Say how many lines contain the word "Forecast". Only the number should be given.
--- Begin ---
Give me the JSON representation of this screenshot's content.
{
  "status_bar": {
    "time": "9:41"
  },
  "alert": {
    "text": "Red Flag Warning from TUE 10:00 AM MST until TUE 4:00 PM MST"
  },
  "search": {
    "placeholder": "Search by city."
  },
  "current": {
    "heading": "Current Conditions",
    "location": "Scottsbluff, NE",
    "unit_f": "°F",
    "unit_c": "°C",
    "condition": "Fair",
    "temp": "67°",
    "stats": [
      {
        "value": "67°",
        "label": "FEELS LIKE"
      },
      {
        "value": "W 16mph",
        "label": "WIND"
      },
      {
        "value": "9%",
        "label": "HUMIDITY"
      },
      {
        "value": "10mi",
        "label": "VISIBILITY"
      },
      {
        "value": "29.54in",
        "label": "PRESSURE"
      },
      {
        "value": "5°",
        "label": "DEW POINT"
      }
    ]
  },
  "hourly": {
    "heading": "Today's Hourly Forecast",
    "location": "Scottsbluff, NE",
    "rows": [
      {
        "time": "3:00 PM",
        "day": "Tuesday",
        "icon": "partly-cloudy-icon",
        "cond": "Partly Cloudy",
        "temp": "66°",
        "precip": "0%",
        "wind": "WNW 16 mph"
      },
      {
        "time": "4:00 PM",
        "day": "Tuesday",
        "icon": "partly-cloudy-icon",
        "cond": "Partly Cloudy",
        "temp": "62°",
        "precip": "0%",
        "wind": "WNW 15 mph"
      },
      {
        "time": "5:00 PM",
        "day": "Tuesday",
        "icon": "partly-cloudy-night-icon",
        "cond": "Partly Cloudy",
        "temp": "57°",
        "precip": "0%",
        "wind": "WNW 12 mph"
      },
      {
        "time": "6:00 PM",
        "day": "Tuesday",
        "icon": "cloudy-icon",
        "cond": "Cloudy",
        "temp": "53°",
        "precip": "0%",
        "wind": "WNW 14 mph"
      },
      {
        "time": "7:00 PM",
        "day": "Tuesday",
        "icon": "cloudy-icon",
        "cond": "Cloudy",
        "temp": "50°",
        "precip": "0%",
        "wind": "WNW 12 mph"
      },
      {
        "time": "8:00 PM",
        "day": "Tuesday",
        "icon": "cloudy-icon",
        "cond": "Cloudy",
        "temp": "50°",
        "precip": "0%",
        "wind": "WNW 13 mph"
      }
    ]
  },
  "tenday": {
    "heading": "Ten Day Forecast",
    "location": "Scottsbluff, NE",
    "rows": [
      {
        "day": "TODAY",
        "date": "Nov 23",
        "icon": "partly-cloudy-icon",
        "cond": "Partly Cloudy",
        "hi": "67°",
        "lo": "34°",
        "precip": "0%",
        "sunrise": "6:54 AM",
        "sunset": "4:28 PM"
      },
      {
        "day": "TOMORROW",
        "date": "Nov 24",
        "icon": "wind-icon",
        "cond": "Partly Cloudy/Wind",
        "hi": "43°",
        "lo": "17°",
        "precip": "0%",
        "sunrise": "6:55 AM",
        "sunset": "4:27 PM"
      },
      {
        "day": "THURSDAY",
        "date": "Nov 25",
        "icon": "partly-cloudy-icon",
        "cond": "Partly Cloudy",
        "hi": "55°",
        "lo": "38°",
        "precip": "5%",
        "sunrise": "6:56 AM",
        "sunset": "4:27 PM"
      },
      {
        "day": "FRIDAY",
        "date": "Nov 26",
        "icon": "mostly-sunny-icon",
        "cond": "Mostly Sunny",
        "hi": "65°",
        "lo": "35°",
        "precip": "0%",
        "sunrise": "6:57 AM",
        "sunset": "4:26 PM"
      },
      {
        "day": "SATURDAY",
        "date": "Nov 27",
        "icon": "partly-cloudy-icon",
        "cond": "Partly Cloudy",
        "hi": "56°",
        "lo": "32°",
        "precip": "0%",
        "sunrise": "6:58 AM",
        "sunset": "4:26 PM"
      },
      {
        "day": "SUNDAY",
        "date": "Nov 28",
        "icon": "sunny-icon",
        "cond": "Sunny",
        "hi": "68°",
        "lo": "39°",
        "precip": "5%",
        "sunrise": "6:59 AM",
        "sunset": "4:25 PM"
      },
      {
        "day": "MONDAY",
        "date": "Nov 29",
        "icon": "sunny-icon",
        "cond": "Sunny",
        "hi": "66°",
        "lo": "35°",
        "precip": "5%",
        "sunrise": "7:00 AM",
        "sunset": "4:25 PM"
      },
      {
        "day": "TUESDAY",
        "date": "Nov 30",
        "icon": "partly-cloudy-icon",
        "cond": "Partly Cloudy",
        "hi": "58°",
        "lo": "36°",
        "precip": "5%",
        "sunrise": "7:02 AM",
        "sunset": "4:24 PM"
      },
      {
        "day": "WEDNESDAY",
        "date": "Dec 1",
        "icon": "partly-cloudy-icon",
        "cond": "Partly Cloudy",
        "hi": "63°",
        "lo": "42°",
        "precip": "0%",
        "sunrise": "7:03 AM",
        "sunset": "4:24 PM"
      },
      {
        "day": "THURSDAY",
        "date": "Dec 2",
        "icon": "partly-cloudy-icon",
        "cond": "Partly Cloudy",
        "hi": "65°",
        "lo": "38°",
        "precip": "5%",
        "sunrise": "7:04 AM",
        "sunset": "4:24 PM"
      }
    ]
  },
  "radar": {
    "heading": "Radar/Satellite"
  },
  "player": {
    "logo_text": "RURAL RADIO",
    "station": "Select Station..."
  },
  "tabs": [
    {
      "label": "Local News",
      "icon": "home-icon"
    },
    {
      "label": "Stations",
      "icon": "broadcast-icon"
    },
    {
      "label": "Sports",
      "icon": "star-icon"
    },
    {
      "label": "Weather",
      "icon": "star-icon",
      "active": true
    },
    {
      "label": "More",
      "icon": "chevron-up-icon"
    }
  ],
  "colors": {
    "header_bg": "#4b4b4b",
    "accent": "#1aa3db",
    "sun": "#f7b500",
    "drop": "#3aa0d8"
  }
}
--- End ---
--- Begin ---
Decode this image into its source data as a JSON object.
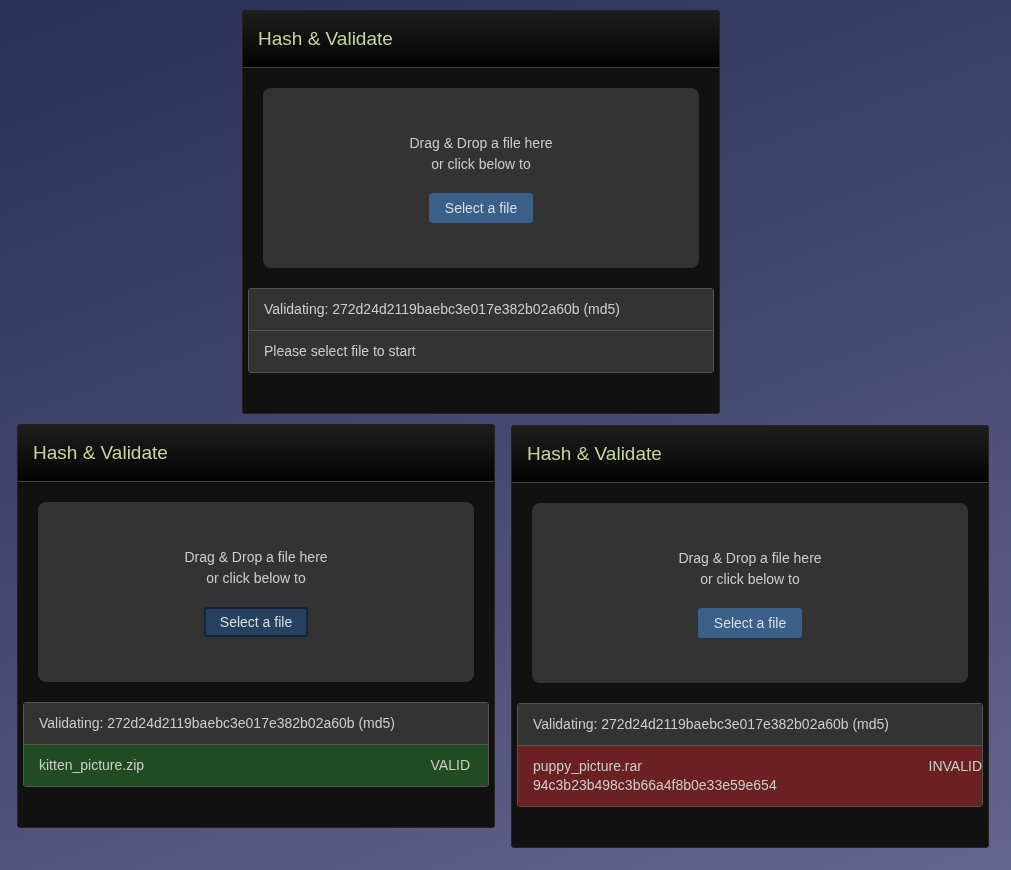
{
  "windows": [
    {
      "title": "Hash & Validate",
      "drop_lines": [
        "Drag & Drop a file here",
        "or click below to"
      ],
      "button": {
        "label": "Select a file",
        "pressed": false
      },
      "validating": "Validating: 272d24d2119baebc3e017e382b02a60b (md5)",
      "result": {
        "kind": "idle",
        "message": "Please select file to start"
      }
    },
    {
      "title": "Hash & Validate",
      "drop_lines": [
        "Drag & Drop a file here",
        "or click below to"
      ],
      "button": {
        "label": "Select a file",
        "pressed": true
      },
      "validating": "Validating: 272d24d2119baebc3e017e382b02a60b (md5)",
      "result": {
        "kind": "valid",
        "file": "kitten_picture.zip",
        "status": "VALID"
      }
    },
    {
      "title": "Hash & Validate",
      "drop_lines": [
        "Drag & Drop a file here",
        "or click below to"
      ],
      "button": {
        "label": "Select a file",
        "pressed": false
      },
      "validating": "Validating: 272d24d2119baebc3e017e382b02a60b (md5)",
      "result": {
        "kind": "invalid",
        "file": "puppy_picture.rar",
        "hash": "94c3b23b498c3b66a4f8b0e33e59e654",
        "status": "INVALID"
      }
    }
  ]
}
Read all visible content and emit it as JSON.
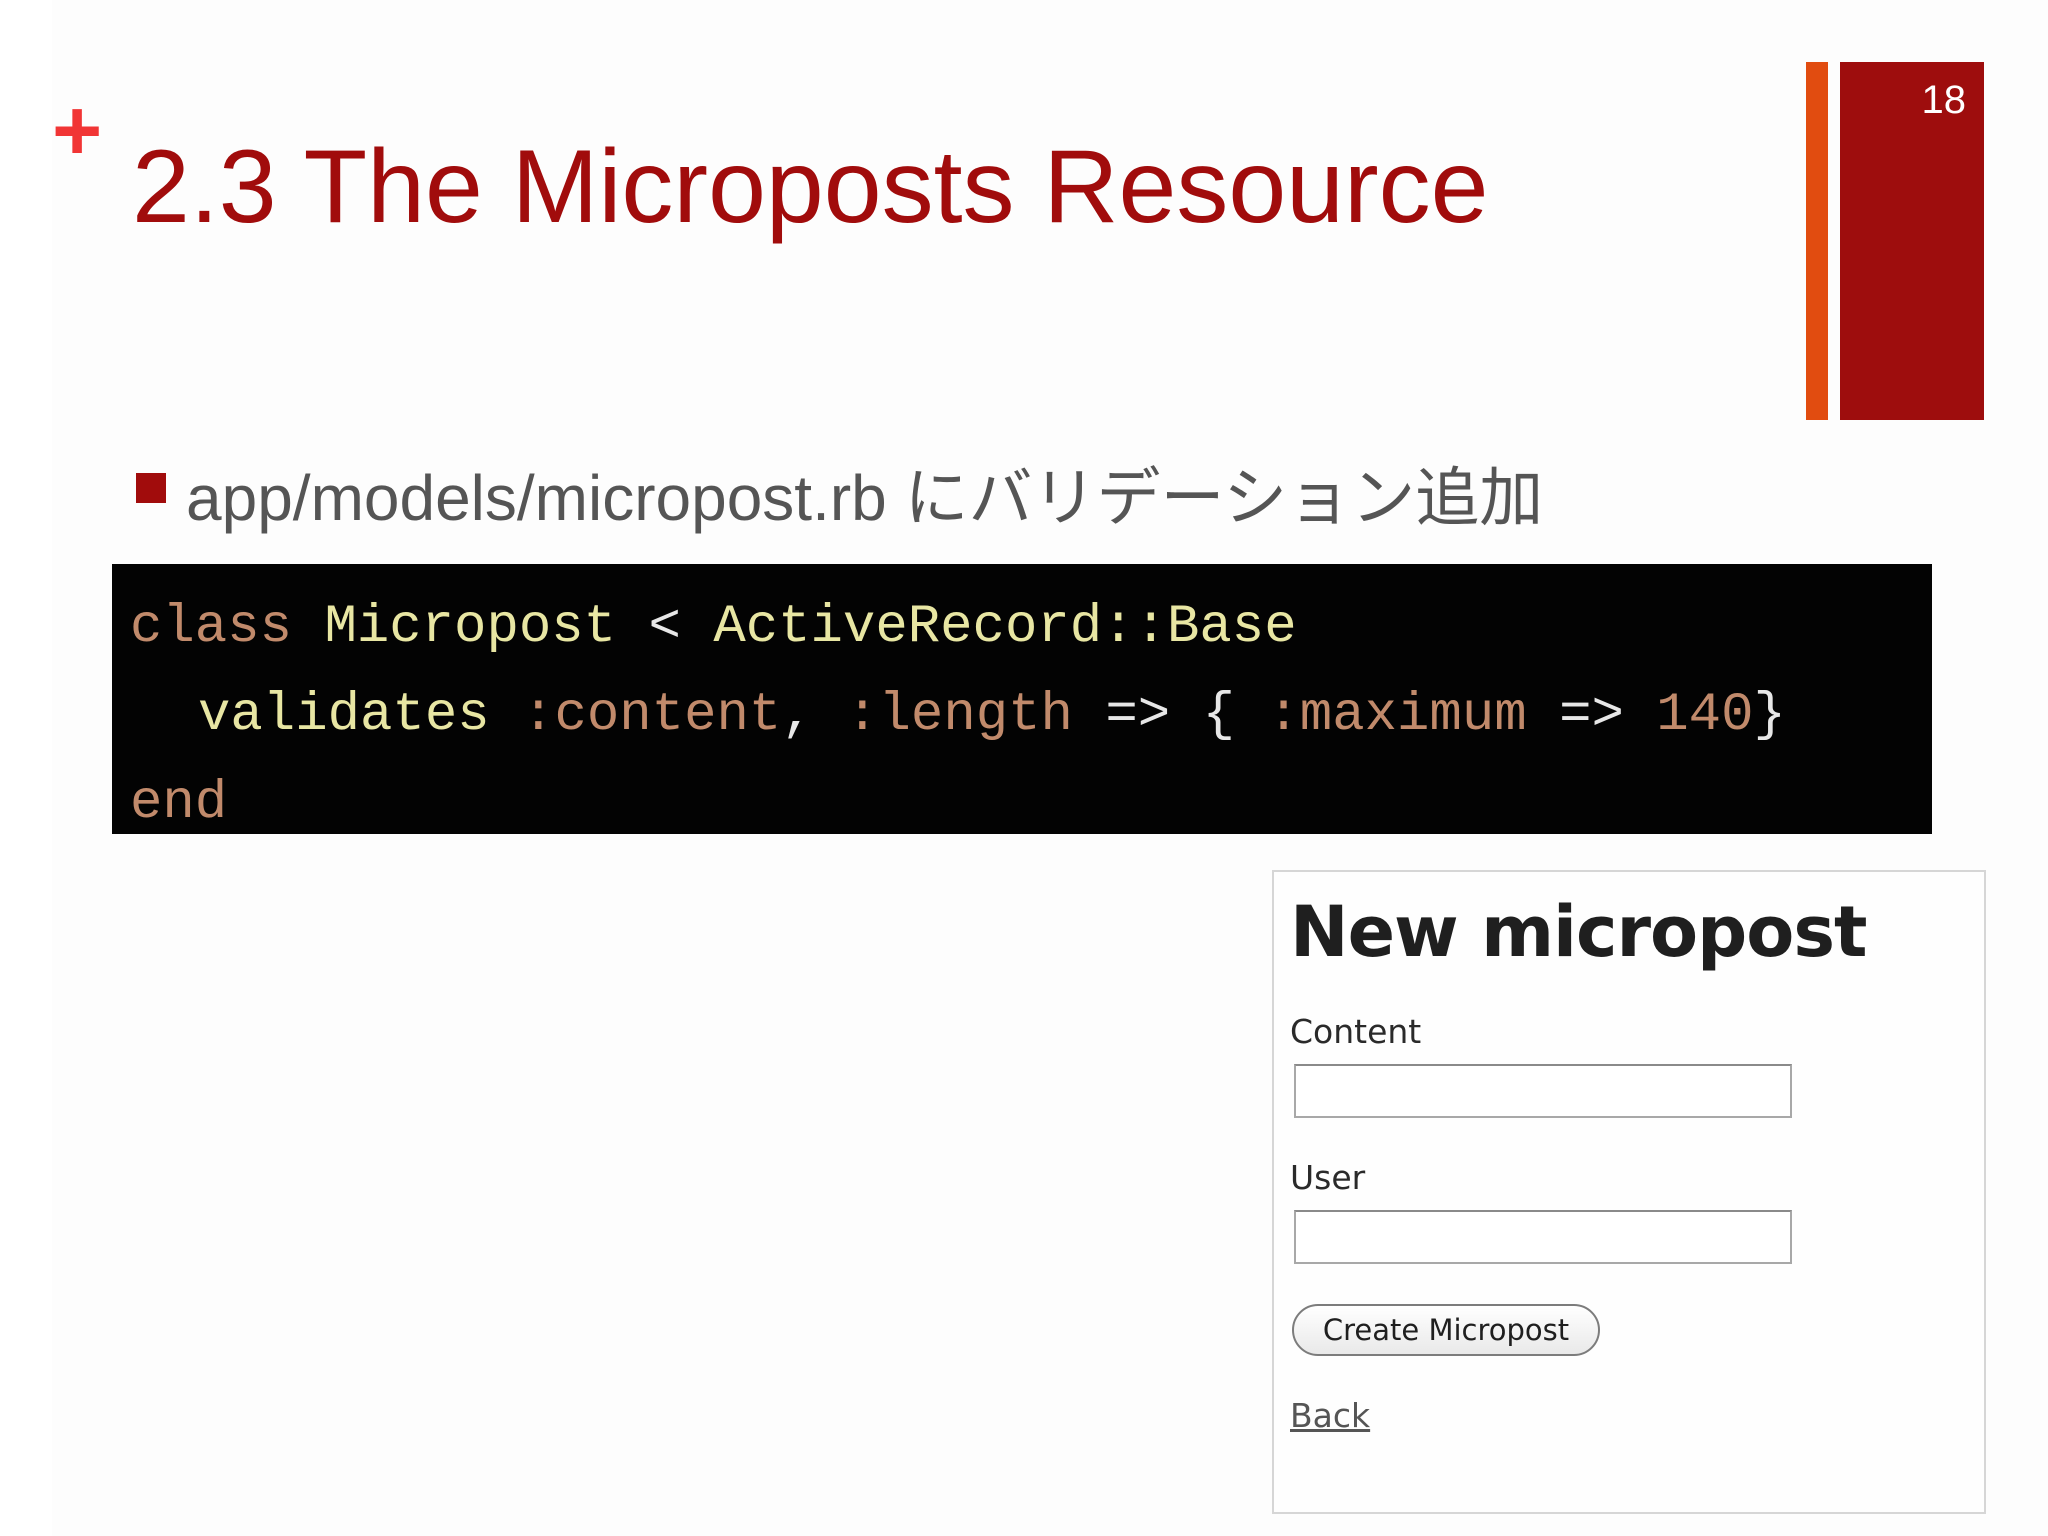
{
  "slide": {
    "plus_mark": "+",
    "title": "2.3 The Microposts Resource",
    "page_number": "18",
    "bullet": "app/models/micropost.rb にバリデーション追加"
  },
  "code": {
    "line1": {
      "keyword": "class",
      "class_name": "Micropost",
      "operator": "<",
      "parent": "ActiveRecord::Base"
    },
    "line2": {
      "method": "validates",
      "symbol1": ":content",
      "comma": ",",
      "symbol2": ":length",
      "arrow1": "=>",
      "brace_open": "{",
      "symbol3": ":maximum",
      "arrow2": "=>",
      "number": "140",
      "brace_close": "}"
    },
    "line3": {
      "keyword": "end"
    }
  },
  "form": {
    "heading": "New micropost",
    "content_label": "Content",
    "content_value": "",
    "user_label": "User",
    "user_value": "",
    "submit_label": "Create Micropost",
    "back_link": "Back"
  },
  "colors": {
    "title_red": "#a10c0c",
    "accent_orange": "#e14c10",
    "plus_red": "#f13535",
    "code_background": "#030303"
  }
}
--- End ---
REPLY TO THE EXERCISE: 2